-- start of Extracted material --
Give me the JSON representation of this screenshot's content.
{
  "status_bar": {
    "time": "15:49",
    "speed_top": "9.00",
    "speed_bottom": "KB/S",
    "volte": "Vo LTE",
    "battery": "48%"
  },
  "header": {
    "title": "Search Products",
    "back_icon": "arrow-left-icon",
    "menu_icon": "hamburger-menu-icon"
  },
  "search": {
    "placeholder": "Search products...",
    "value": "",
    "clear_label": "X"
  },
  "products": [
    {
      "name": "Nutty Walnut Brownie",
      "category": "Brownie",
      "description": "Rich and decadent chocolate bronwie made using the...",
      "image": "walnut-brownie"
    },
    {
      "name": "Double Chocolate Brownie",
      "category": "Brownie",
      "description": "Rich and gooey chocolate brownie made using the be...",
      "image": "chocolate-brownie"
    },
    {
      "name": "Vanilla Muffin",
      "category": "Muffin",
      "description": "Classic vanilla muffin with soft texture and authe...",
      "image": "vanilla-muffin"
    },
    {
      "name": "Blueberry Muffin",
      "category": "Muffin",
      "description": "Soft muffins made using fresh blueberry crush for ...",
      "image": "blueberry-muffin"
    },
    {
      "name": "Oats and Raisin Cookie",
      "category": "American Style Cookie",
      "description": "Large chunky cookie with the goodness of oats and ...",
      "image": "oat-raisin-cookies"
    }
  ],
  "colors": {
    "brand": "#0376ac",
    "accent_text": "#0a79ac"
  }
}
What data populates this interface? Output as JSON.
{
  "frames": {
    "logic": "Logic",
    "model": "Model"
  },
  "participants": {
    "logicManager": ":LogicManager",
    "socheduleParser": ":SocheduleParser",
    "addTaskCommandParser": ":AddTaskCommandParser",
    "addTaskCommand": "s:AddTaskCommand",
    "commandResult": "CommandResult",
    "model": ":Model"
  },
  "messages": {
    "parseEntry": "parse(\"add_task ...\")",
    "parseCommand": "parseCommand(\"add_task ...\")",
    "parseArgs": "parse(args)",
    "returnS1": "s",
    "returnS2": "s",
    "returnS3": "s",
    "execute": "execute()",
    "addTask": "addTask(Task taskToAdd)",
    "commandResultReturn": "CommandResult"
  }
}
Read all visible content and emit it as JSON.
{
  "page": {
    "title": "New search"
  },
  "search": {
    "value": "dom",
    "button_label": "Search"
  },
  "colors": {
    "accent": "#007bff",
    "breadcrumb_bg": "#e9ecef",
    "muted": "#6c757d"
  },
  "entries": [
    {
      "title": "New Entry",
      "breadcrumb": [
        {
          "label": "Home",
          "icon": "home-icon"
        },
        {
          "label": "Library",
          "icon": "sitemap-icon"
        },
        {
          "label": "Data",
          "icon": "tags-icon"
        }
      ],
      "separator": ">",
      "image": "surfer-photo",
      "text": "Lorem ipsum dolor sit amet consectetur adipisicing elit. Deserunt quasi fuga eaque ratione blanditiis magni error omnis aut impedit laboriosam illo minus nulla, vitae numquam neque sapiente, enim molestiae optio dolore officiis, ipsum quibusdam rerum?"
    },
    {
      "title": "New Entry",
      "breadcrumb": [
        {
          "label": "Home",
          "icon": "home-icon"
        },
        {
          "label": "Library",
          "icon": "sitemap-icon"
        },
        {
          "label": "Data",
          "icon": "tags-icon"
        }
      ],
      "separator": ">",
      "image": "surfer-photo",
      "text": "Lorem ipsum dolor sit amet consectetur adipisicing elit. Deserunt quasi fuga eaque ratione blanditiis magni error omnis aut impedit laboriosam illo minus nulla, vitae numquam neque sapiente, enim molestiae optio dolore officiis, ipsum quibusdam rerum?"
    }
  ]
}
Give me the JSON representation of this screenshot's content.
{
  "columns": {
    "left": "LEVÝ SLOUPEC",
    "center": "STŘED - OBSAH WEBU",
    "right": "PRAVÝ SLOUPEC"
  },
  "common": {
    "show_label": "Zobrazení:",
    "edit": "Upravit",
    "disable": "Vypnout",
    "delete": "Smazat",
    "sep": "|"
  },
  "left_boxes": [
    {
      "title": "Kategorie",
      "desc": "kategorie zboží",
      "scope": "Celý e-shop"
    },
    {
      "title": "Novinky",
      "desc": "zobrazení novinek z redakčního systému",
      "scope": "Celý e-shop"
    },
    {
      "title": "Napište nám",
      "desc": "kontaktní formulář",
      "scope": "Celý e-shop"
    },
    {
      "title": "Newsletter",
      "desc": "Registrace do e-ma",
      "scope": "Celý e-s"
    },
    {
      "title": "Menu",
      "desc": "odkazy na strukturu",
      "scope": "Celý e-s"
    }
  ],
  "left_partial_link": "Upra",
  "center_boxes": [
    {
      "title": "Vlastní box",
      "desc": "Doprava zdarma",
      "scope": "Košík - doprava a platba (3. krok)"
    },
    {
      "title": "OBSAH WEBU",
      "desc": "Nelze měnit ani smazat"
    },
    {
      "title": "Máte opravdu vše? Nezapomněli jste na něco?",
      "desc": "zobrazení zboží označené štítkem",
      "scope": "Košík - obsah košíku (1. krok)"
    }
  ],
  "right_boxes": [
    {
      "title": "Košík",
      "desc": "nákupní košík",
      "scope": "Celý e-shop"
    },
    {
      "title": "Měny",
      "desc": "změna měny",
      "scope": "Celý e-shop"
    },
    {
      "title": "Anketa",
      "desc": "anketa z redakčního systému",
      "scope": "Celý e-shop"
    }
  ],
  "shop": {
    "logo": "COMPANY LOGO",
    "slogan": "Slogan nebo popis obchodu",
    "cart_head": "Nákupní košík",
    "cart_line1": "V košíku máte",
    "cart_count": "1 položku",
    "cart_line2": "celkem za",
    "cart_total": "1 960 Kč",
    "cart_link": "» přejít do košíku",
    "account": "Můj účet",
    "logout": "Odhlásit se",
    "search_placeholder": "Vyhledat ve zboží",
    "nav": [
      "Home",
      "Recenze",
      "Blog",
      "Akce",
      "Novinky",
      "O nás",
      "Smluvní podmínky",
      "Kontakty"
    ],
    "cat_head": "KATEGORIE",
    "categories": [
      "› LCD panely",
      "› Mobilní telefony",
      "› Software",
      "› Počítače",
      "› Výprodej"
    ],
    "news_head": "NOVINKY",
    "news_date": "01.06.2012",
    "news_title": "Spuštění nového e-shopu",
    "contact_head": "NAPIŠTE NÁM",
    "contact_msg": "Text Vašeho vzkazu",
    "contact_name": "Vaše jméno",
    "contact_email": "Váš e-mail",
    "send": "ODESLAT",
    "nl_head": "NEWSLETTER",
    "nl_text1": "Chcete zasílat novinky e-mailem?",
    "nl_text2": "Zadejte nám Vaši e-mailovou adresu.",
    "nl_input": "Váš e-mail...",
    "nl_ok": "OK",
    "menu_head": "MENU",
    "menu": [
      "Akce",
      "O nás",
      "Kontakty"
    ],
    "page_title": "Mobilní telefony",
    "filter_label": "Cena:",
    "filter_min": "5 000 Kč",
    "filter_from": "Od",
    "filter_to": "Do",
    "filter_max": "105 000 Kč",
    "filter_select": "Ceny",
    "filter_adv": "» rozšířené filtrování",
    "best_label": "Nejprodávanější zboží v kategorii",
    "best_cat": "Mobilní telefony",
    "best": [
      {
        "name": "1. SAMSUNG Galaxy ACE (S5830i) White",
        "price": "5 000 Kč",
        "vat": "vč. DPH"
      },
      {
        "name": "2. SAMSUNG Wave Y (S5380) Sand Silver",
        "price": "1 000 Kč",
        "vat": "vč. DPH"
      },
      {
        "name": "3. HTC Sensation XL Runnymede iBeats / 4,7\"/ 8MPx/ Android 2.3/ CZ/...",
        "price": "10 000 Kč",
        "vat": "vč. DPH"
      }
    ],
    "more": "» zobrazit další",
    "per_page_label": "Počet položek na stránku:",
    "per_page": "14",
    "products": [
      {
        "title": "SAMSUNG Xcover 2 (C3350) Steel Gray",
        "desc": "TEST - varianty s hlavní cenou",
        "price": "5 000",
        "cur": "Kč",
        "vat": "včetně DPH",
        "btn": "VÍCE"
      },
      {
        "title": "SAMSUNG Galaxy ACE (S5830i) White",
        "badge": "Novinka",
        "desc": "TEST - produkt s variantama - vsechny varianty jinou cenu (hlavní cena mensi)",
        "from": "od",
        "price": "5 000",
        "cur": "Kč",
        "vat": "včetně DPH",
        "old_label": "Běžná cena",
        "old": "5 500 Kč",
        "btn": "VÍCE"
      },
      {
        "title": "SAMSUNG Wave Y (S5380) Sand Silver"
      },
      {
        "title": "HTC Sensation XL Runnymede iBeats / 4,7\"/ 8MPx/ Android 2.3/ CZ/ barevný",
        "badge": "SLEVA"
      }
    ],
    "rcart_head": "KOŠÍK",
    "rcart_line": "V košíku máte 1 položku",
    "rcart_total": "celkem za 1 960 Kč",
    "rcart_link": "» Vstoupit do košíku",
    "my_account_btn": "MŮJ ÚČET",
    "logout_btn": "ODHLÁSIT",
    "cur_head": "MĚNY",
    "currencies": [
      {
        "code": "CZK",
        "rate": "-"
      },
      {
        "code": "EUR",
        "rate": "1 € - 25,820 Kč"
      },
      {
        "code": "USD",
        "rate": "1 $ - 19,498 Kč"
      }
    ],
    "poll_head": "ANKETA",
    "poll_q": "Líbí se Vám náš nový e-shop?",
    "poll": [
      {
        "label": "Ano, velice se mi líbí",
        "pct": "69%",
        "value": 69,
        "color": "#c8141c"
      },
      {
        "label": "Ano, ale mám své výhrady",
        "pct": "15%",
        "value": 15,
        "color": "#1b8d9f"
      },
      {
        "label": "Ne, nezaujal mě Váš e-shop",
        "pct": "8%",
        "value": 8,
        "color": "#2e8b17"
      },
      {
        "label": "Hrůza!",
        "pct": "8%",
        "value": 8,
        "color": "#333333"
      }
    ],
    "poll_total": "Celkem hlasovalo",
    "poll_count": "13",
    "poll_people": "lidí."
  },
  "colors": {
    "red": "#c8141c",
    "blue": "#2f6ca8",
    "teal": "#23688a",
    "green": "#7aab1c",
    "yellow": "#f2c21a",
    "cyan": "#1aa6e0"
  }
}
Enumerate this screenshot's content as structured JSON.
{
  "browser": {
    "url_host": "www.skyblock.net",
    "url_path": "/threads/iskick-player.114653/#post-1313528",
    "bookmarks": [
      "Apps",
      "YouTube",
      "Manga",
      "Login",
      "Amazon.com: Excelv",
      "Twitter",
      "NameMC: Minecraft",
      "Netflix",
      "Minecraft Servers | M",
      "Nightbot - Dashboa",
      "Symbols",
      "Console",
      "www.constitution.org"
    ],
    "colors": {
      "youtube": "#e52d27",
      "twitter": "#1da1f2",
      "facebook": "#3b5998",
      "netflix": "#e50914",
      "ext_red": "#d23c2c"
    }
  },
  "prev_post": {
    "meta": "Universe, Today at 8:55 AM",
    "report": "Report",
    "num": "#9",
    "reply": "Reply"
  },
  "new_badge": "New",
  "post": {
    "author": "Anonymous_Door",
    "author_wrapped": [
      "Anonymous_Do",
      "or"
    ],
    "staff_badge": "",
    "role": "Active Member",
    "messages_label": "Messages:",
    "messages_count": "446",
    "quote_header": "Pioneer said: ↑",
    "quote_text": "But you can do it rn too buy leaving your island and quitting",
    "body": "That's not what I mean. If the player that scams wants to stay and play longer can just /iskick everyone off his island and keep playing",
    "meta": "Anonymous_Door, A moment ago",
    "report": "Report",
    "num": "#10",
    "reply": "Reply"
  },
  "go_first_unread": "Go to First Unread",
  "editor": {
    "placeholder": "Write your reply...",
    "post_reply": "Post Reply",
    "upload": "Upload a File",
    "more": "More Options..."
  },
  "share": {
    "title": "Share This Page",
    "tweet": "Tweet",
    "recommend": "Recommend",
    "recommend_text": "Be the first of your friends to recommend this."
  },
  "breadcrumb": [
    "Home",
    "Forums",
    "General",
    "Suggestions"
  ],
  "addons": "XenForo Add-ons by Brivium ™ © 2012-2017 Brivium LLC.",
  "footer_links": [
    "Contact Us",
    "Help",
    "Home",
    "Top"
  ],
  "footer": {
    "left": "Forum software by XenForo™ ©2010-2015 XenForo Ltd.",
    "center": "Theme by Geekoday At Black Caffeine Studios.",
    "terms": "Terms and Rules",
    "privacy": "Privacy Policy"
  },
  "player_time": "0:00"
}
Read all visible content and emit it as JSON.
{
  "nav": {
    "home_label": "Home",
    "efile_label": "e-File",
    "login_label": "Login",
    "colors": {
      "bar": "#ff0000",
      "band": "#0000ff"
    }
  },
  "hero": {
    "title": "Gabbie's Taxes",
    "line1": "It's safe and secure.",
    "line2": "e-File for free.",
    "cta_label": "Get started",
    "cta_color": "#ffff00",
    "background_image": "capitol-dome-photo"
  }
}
-- end of Extracted material --
Pick out every line above that contains the word "varianty" and copy it.

### Finished exercise
        "desc": "TEST - varianty s hlavní cenou",
        "desc": "TEST - produkt s variantama - vsechny varianty jinou cenu (hlavní cena mensi)",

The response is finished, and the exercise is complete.